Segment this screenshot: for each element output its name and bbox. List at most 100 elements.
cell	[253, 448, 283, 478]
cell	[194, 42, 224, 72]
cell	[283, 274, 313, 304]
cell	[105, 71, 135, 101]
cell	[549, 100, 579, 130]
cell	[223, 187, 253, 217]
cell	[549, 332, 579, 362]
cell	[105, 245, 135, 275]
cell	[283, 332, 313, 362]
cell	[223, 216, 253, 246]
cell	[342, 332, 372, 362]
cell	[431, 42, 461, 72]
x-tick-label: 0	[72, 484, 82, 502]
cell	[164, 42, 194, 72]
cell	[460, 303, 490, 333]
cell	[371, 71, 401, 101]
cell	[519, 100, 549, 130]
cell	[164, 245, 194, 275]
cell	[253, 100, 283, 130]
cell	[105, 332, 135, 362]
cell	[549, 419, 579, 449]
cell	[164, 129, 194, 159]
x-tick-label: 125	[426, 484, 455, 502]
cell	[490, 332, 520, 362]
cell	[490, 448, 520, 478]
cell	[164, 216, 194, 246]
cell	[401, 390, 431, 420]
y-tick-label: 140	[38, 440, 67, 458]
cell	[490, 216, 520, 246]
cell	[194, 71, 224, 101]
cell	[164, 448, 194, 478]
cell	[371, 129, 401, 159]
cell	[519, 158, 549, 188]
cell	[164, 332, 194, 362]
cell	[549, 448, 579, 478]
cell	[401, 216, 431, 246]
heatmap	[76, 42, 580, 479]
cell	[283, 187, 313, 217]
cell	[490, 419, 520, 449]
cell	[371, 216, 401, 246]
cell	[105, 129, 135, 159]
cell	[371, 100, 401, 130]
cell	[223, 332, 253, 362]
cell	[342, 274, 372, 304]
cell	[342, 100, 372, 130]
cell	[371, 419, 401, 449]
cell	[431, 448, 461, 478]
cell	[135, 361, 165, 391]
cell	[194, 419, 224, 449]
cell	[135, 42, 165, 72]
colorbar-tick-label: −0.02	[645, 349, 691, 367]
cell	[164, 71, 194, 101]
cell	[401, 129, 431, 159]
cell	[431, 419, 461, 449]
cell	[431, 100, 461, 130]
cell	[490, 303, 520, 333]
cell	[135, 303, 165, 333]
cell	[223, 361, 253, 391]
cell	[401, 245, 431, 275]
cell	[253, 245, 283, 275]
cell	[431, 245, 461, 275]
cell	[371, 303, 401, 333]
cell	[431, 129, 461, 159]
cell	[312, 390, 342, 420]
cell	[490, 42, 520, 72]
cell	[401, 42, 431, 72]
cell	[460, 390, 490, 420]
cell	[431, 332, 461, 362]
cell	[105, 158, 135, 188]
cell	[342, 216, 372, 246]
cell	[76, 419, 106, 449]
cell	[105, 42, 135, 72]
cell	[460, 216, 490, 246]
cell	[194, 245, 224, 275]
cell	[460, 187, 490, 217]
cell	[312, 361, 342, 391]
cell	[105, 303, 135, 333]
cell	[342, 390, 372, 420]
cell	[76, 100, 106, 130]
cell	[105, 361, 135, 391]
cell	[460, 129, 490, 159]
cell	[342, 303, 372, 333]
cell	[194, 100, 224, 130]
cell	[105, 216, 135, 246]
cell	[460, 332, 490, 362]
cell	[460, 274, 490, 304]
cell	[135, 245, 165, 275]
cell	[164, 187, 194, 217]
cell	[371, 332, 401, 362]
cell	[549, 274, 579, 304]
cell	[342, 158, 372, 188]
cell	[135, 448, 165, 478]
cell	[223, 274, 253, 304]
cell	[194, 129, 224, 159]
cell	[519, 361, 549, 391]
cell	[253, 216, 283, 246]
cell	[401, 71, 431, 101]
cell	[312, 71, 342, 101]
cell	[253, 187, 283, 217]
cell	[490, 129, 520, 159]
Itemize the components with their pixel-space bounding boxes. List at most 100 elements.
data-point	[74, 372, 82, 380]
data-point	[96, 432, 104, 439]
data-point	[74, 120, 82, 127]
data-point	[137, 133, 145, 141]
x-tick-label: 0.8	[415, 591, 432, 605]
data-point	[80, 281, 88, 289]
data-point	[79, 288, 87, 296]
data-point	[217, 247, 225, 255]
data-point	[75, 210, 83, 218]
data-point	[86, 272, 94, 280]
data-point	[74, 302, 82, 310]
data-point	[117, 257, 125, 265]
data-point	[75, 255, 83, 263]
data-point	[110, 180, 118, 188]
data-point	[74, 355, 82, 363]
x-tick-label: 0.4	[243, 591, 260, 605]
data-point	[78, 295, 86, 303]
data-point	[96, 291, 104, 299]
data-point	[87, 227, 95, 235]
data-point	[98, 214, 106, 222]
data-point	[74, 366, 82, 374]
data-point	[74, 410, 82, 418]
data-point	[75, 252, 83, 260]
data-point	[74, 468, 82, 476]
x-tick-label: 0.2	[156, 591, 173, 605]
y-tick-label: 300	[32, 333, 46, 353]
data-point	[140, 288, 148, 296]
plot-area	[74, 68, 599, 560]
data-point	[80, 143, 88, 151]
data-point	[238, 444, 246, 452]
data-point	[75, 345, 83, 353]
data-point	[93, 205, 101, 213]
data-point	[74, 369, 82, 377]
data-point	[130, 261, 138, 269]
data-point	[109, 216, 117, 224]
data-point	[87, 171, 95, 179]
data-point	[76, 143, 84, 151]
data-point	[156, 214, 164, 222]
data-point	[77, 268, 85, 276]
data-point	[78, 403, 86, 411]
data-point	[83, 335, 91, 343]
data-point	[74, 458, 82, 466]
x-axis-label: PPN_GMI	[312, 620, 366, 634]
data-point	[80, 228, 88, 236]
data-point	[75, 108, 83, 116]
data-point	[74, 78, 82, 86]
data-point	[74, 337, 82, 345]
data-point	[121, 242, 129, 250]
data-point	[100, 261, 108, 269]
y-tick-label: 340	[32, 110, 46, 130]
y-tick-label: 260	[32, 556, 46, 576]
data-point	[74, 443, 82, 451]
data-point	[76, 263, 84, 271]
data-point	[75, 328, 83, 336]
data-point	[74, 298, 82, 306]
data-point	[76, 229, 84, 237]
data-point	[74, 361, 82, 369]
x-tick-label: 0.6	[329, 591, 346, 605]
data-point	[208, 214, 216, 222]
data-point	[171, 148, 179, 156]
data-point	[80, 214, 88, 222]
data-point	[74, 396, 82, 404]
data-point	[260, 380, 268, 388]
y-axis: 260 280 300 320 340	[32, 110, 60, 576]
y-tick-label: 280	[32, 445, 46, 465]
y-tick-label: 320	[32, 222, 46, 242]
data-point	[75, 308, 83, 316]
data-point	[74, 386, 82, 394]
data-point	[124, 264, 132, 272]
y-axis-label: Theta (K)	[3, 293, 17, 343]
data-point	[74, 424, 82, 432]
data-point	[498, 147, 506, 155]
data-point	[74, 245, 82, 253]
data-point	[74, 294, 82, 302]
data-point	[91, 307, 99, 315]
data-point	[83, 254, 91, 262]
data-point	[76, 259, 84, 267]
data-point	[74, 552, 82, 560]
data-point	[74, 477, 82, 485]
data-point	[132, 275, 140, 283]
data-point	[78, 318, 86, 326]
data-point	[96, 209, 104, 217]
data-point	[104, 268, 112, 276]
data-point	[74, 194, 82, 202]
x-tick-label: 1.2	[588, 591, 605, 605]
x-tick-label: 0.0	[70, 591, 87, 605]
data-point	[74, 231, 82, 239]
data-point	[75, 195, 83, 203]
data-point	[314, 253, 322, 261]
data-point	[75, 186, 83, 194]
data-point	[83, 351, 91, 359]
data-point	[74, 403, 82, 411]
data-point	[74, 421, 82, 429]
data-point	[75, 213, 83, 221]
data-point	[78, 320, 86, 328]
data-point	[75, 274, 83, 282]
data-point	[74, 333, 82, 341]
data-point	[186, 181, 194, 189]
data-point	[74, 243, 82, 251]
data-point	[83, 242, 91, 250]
+ + + +
Copy the listing word for word, starting at its first line and ending after the line that contains "245, 135, 275]".

Segment this screenshot: for each element output its name and bbox. List at most 100 elements.
cell	[253, 448, 283, 478]
cell	[194, 42, 224, 72]
cell	[283, 274, 313, 304]
cell	[105, 71, 135, 101]
cell	[549, 100, 579, 130]
cell	[223, 187, 253, 217]
cell	[549, 332, 579, 362]
cell	[105, 245, 135, 275]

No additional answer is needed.